■ **Directions for this task**
Drop every picture, then transcribe the remaining data exactly.

-- start Data excerpts --

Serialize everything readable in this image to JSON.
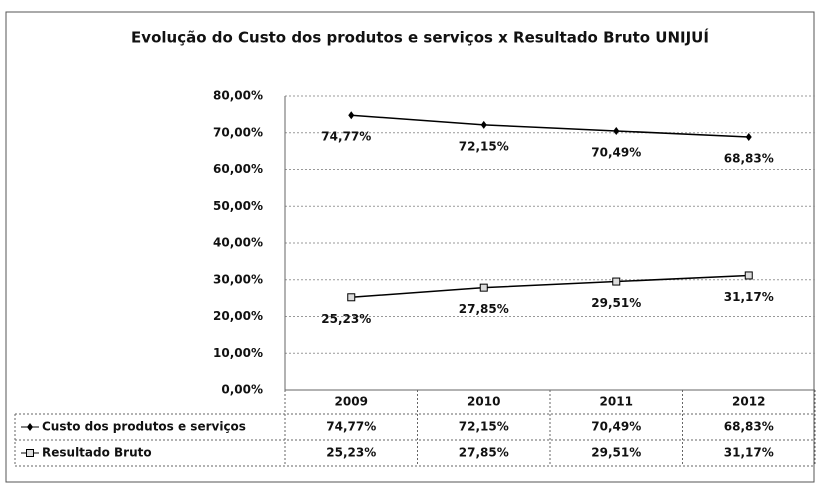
{
  "chart_data": {
    "type": "line",
    "title": "Evolução do Custo dos produtos e serviços x Resultado Bruto UNIJUÍ",
    "categories": [
      "2009",
      "2010",
      "2011",
      "2012"
    ],
    "series": [
      {
        "name": "Custo dos produtos e serviços",
        "color": "#000000",
        "marker": "diamond",
        "values": [
          74.77,
          72.15,
          70.49,
          68.83
        ],
        "value_labels": [
          "74,77%",
          "72,15%",
          "70,49%",
          "68,83%"
        ]
      },
      {
        "name": "Resultado Bruto",
        "color": "#000000",
        "marker": "square",
        "values": [
          25.23,
          27.85,
          29.51,
          31.17
        ],
        "value_labels": [
          "25,23%",
          "27,85%",
          "29,51%",
          "31,17%"
        ]
      }
    ],
    "ylim": [
      0,
      80
    ],
    "yticks": [
      {
        "value": 0,
        "label": "0,00%"
      },
      {
        "value": 10,
        "label": "10,00%"
      },
      {
        "value": 20,
        "label": "20,00%"
      },
      {
        "value": 30,
        "label": "30,00%"
      },
      {
        "value": 40,
        "label": "40,00%"
      },
      {
        "value": 50,
        "label": "50,00%"
      },
      {
        "value": 60,
        "label": "60,00%"
      },
      {
        "value": 70,
        "label": "70,00%"
      },
      {
        "value": 80,
        "label": "80,00%"
      }
    ],
    "grid": true,
    "data_table": true
  }
}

-- end Data excerpts --

■ **Completed exercise**
Serialize everything readable in this image to JSON.
{
  "chart_data": {
    "type": "line",
    "title": "Evolução do Custo dos produtos e serviços x Resultado Bruto UNIJUÍ",
    "categories": [
      "2009",
      "2010",
      "2011",
      "2012"
    ],
    "series": [
      {
        "name": "Custo dos produtos e serviços",
        "color": "#000000",
        "marker": "diamond",
        "values": [
          74.77,
          72.15,
          70.49,
          68.83
        ],
        "value_labels": [
          "74,77%",
          "72,15%",
          "70,49%",
          "68,83%"
        ]
      },
      {
        "name": "Resultado Bruto",
        "color": "#000000",
        "marker": "square",
        "values": [
          25.23,
          27.85,
          29.51,
          31.17
        ],
        "value_labels": [
          "25,23%",
          "27,85%",
          "29,51%",
          "31,17%"
        ]
      }
    ],
    "ylim": [
      0,
      80
    ],
    "yticks": [
      {
        "value": 0,
        "label": "0,00%"
      },
      {
        "value": 10,
        "label": "10,00%"
      },
      {
        "value": 20,
        "label": "20,00%"
      },
      {
        "value": 30,
        "label": "30,00%"
      },
      {
        "value": 40,
        "label": "40,00%"
      },
      {
        "value": 50,
        "label": "50,00%"
      },
      {
        "value": 60,
        "label": "60,00%"
      },
      {
        "value": 70,
        "label": "70,00%"
      },
      {
        "value": 80,
        "label": "80,00%"
      }
    ],
    "grid": true,
    "data_table": true
  }
}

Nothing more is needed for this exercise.